[Stored records]
** begin **
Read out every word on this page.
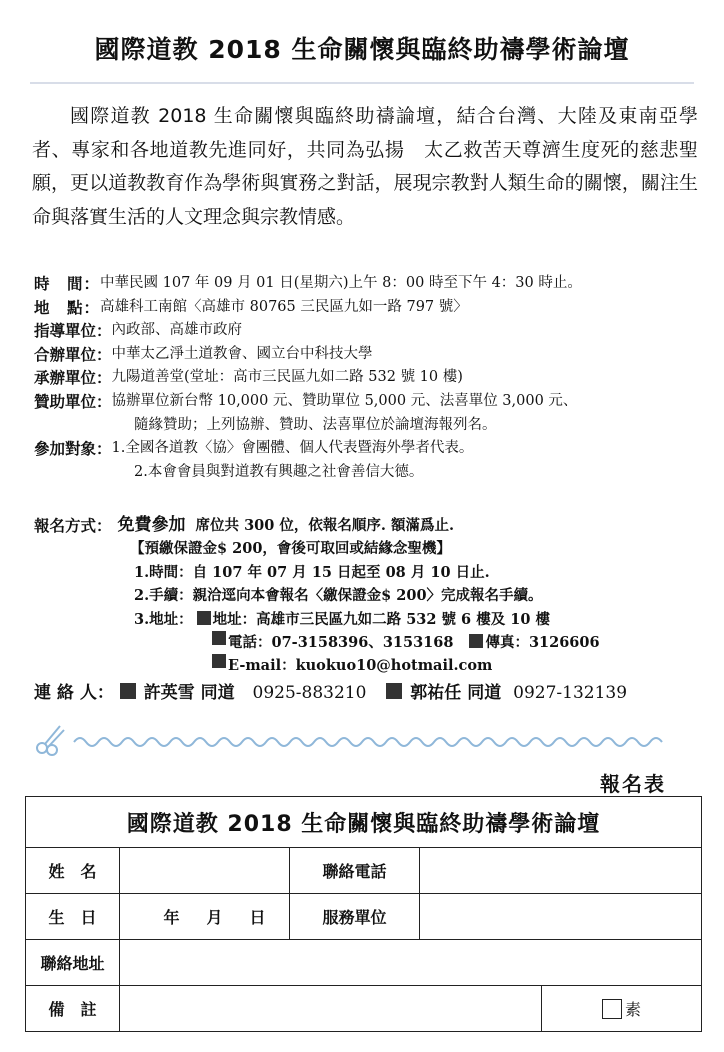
國際道教 2018 生命關懷與臨終助禱學術論壇
國際道教 2018 生命關懷與臨終助禱論壇，結合台灣、大陸及東南亞學者、專家和各地道教先進同好，共同為弘揚　太乙救苦天尊濟生度死的慈悲聖願，更以道教教育作為學術與實務之對話，展現宗教對人類生命的關懷，關注生命與落實生活的人文理念與宗教情感。
時　間： 中華民國 107 年 09 月 01 日(星期六)上午 8：00 時至下午 4：30 時止。
地　點： 高雄科工南館〈高雄市 80765 三民區九如一路 797 號〉
指導單位： 內政部、高雄市政府
合辦單位： 中華太乙淨土道教會、國立台中科技大學
承辦單位： 九陽道善堂(堂址：高市三民區九如二路 532 號 10 樓)
贊助單位： 協辦單位新台幣 10,000 元、贊助單位 5,000 元、法喜單位 3,000 元、
隨緣贊助；上列協辦、贊助、法喜單位於論壇海報列名。
參加對象： 1.全國各道教〈協〉會團體、個人代表暨海外學者代表。
2.本會會員與對道教有興趣之社會善信大德。
報名方式： 免費參加 席位共 300 位，依報名順序. 額滿爲止.
【預繳保證金$ 200，會後可取回或結緣念聖機】
1.時間：自 107 年 07 月 15 日起至 08 月 10 日止.
2.手續：親洽逕向本會報名〈繳保證金$ 200〉完成報名手續。
3.地址：	地址：高雄市三民區九如二路 532 號 6 樓及 10 樓
電話：07-3158396、3153168	傳真：3126606
E-mail：kuokuo10@hotmail.com
連 絡 人： 許英雪 同道 0925-883210	郭祐任 同道 0927-132139
報名表
國際道教 2018 生命關懷與臨終助禱學術論壇				
姓　名		聯絡電話		
生　日	年 月 日	服務單位		
聯絡地址				
備　註				素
** end **
Description of the task: Write out each line again precisely as it appears, skipping every picture.

Answer to this problem:
Read out every word on this page.
國際道教 2018 生命關懷與臨終助禱學術論壇
國際道教 2018 生命關懷與臨終助禱論壇，結合台灣、大陸及東南亞學者、專家和各地道教先進同好，共同為弘揚　太乙救苦天尊濟生度死的慈悲聖願，更以道教教育作為學術與實務之對話，展現宗教對人類生命的關懷，關注生命與落實生活的人文理念與宗教情感。
時　間： 中華民國 107 年 09 月 01 日(星期六)上午 8：00 時至下午 4：30 時止。
地　點： 高雄科工南館〈高雄市 80765 三民區九如一路 797 號〉
指導單位： 內政部、高雄市政府
合辦單位： 中華太乙淨土道教會、國立台中科技大學
承辦單位： 九陽道善堂(堂址：高市三民區九如二路 532 號 10 樓)
贊助單位： 協辦單位新台幣 10,000 元、贊助單位 5,000 元、法喜單位 3,000 元、
隨緣贊助；上列協辦、贊助、法喜單位於論壇海報列名。
參加對象： 1.全國各道教〈協〉會團體、個人代表暨海外學者代表。
2.本會會員與對道教有興趣之社會善信大德。
報名方式： 免費參加 席位共 300 位，依報名順序. 額滿爲止.
【預繳保證金$ 200，會後可取回或結緣念聖機】
1.時間：自 107 年 07 月 15 日起至 08 月 10 日止.
2.手續：親洽逕向本會報名〈繳保證金$ 200〉完成報名手續。
3.地址：	地址：高雄市三民區九如二路 532 號 6 樓及 10 樓
電話：07-3158396、3153168	傳真：3126606
E-mail：kuokuo10@hotmail.com
連 絡 人： 許英雪 同道 0925-883210	郭祐任 同道 0927-132139
報名表
國際道教 2018 生命關懷與臨終助禱學術論壇				
姓　名		聯絡電話		
生　日	年 月 日	服務單位		
聯絡地址				
備　註				素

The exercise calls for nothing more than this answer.